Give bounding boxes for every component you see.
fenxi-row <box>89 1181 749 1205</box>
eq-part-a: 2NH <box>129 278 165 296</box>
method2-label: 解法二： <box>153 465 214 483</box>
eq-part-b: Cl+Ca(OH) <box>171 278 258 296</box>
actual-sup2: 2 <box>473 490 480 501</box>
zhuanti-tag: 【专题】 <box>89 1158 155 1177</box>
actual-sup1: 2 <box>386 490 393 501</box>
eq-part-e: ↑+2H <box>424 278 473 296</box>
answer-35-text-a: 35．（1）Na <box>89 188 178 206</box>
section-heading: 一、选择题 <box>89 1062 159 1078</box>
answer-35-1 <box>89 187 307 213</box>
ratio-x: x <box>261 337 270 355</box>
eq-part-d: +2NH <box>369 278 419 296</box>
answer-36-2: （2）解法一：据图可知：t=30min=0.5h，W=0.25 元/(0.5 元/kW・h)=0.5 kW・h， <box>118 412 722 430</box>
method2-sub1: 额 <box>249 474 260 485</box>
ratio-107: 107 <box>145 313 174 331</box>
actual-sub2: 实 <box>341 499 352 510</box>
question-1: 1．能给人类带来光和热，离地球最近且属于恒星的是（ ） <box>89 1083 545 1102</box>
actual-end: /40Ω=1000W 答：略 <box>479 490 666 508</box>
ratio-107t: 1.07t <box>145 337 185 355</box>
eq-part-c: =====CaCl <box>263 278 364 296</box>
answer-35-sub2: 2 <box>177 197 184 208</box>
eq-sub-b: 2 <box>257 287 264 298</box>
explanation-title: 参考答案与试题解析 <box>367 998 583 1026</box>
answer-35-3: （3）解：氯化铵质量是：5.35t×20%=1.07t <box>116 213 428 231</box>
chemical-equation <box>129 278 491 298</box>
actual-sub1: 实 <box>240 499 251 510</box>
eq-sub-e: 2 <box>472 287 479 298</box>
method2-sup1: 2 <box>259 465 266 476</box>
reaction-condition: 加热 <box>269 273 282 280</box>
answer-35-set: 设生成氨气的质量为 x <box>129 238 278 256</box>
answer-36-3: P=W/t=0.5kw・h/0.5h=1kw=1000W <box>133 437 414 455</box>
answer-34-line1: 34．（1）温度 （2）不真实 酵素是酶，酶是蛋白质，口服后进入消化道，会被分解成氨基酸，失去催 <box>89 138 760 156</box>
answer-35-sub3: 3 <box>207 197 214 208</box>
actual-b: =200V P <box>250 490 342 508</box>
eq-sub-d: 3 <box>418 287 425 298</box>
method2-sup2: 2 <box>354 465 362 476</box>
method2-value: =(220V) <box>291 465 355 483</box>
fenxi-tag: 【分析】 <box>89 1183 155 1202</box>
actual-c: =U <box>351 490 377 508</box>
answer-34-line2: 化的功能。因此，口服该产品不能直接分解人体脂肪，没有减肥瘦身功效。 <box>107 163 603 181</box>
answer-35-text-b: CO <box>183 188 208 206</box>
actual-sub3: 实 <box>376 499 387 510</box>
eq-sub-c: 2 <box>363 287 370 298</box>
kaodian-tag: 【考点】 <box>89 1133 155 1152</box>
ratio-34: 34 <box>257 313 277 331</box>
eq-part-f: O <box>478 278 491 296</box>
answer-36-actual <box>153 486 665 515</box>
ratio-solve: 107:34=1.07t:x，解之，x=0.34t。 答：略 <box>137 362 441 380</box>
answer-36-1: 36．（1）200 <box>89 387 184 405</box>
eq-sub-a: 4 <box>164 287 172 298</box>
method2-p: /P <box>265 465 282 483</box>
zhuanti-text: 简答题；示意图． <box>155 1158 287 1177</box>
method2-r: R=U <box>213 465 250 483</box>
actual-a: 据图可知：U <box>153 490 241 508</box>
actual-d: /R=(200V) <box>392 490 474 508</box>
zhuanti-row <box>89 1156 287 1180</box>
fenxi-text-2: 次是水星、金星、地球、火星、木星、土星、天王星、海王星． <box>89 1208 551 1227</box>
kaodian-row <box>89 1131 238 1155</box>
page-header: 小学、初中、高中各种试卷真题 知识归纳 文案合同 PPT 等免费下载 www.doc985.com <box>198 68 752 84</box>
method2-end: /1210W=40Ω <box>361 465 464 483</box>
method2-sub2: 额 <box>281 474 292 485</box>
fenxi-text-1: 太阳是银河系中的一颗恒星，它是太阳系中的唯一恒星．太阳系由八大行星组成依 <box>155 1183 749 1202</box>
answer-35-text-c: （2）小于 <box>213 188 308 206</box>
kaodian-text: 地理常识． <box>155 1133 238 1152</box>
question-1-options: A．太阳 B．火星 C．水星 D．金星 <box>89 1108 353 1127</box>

Challenge: Starting at the first line of the records and ending at the line that contains "actual-end: /40Ω=1000W 答：略", lay out those lines as a Markdown table with the columns Number and Line, one row per line and blank lines left out.

Complete output:
| Number | Line |
|---|---|
| 1 | Give bounding boxes for every component you see. |
| 2 | fenxi-row <box>89 1181 749 1205</box> |
| 3 | eq-part-a: 2NH <box>129 278 165 296</box> |
| 4 | method2-label: 解法二： <box>153 465 214 483</box> |
| 5 | eq-part-b: Cl+Ca(OH) <box>171 278 258 296</box> |
| 6 | actual-sup2: 2 <box>473 490 480 501</box> |
| 7 | zhuanti-tag: 【专题】 <box>89 1158 155 1177</box> |
| 8 | actual-sup1: 2 <box>386 490 393 501</box> |
| 9 | eq-part-e: ↑+2H <box>424 278 473 296</box> |
| 10 | answer-35-text-a: 35．（1）Na <box>89 188 178 206</box> |
| 11 | section-heading: 一、选择题 <box>89 1062 159 1078</box> |
| 12 | answer-35-1 <box>89 187 307 213</box> |
| 13 | ratio-x: x <box>261 337 270 355</box> |
| 14 | eq-part-d: +2NH <box>369 278 419 296</box> |
| 15 | answer-36-2: （2）解法一：据图可知：t=30min=0.5h，W=0.25 元/(0.5 元/kW・h)=0.5 kW・h， <box>118 412 722 430</box> |
| 16 | method2-sub1: 额 <box>249 474 260 485</box> |
| 17 | ratio-107: 107 <box>145 313 174 331</box> |
| 18 | actual-sub2: 实 <box>341 499 352 510</box> |
| 19 | question-1: 1．能给人类带来光和热，离地球最近且属于恒星的是（ ） <box>89 1083 545 1102</box> |
| 20 | actual-end: /40Ω=1000W 答：略 <box>479 490 666 508</box> |